WHAT YOU WILL DO: Locate every line in the material below that has the word "JSON". Copy each of those lines.

• • •

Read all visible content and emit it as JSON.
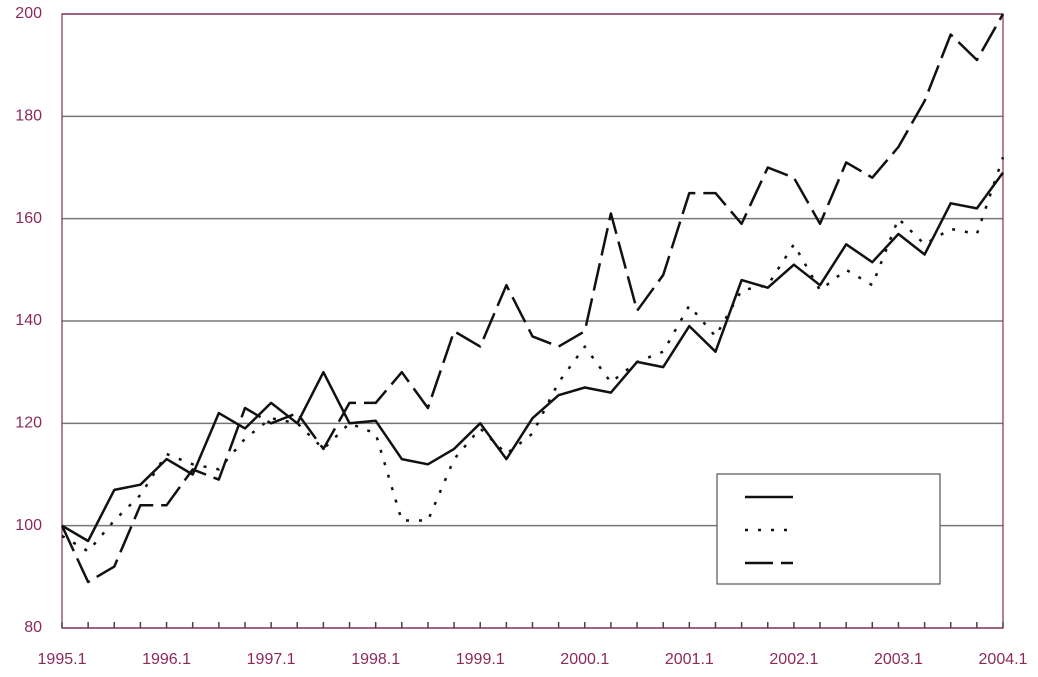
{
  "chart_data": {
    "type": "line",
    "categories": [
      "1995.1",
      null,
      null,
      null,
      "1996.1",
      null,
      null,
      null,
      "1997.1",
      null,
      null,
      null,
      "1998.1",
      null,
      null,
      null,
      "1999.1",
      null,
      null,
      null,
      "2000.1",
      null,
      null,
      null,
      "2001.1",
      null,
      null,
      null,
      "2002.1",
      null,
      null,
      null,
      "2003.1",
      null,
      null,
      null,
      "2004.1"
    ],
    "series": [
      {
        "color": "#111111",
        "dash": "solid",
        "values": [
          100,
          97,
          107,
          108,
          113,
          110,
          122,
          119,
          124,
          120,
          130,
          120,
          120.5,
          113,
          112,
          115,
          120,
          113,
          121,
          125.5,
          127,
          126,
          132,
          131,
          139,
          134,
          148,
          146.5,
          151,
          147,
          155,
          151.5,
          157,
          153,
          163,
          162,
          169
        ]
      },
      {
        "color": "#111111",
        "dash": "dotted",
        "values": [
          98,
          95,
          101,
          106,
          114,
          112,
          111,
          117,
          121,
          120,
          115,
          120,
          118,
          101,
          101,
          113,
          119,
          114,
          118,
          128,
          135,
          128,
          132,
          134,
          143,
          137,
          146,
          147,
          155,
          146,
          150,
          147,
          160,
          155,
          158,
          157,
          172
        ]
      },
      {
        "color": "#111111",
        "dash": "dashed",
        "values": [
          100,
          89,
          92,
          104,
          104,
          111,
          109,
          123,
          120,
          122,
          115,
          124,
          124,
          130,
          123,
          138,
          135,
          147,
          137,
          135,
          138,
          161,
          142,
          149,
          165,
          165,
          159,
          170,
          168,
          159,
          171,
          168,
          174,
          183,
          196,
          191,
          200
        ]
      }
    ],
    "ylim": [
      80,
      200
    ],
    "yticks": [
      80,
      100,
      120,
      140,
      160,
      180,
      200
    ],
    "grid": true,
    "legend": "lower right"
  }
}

• • •

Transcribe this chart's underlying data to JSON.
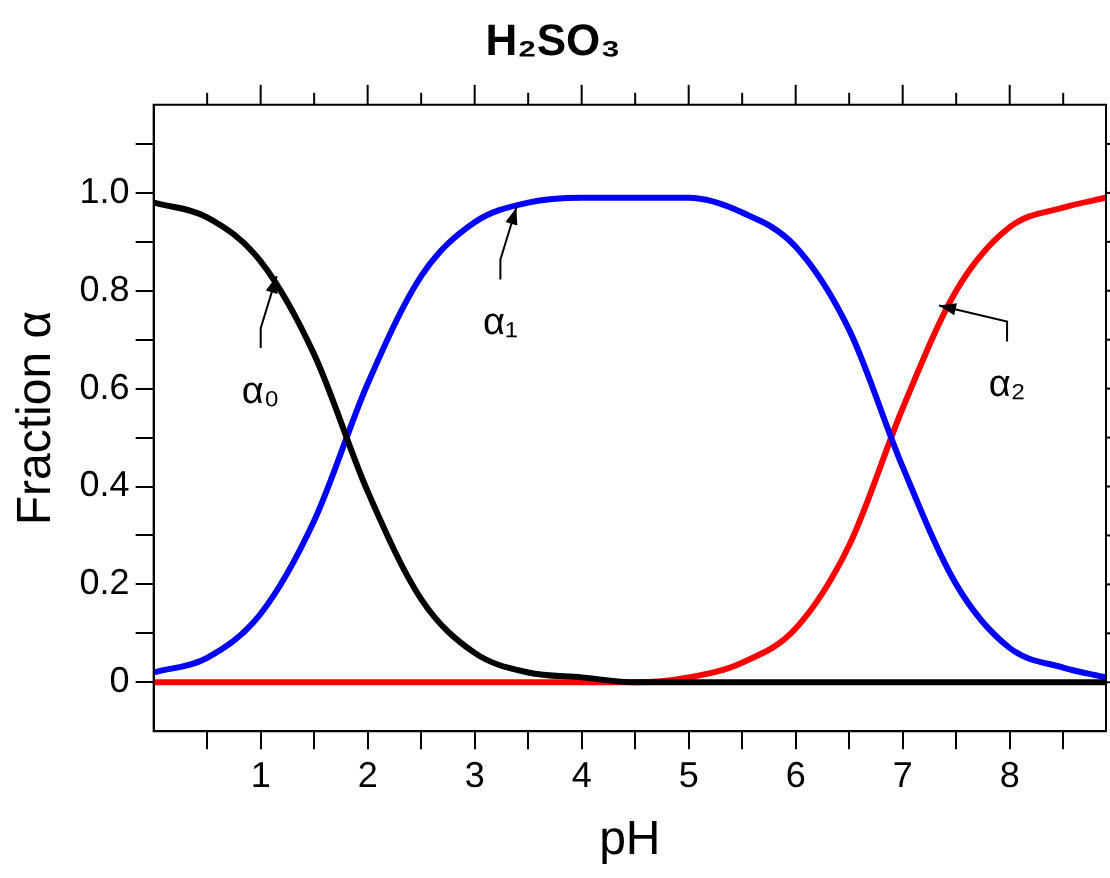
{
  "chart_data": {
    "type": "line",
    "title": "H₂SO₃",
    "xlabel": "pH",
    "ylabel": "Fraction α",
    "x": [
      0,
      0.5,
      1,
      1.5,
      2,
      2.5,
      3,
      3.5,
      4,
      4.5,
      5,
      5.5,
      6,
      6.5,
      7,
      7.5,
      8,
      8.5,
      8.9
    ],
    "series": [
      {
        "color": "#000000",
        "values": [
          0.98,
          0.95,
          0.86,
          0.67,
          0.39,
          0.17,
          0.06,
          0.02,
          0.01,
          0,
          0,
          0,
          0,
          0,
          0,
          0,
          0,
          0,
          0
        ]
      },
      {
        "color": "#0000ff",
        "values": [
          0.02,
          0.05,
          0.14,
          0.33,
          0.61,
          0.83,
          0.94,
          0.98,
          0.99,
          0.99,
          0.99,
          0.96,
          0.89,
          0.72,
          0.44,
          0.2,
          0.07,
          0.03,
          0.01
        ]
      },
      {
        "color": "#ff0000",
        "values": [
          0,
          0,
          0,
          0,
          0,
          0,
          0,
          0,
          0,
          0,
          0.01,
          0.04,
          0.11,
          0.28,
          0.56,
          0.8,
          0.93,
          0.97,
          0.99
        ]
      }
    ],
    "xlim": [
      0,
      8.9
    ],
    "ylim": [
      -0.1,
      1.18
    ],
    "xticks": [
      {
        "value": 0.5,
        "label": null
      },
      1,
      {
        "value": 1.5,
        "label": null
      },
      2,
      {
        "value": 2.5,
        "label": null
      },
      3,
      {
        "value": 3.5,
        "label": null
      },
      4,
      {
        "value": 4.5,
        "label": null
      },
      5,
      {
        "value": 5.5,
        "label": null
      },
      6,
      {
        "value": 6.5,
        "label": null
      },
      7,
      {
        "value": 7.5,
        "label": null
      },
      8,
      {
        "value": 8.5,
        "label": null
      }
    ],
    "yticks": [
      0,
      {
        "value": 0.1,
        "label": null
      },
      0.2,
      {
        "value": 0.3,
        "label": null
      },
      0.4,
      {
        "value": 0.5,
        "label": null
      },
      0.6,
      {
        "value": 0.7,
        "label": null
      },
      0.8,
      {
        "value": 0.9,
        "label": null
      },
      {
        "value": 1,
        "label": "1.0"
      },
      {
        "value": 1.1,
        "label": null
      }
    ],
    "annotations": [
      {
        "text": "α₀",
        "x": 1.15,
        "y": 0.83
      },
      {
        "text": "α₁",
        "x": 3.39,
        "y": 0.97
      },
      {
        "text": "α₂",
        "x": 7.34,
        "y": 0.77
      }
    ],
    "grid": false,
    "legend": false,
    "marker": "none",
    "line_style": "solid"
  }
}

• • •

THE SOLUTION:
Read all visible content and emit it as JSON.
Transcribe this chart's underlying data to JSON.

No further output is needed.